State how many lines in the records hold the word "diffusion", giving the number and no other text.
☆ ☆ ☆ ☆
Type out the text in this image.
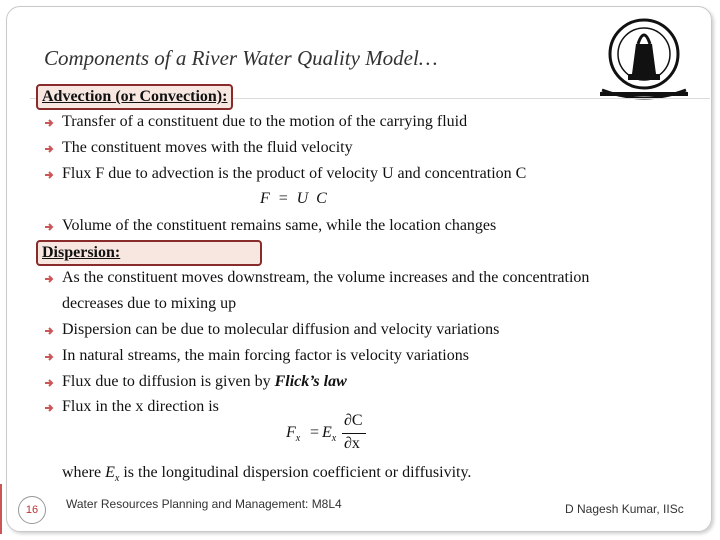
Components of a River Water Quality Model…
Advection (or Convection):
Transfer of a constituent due to the motion of the carrying fluid
The constituent moves with the fluid velocity
Flux F due to advection is the product of velocity U and concentration C
F = U C
Volume of the constituent remains same, while the location changes
Dispersion:
As the constituent moves downstream, the volume increases and the concentration
decreases due to mixing up
Dispersion can be due to molecular diffusion and velocity variations
In natural streams, the main forcing factor is velocity variations
Flux due to diffusion is given by Flick’s law
Flux in the x direction is
$F_x = E_x$
∂C
∂x
where $E_x$ is the longitudinal dispersion coefficient or diffusivity.
16	Water Resources Planning and Management: M8L4	D Nagesh Kumar, IISc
☆ ☆ ☆ ☆
Solution for this problem:
2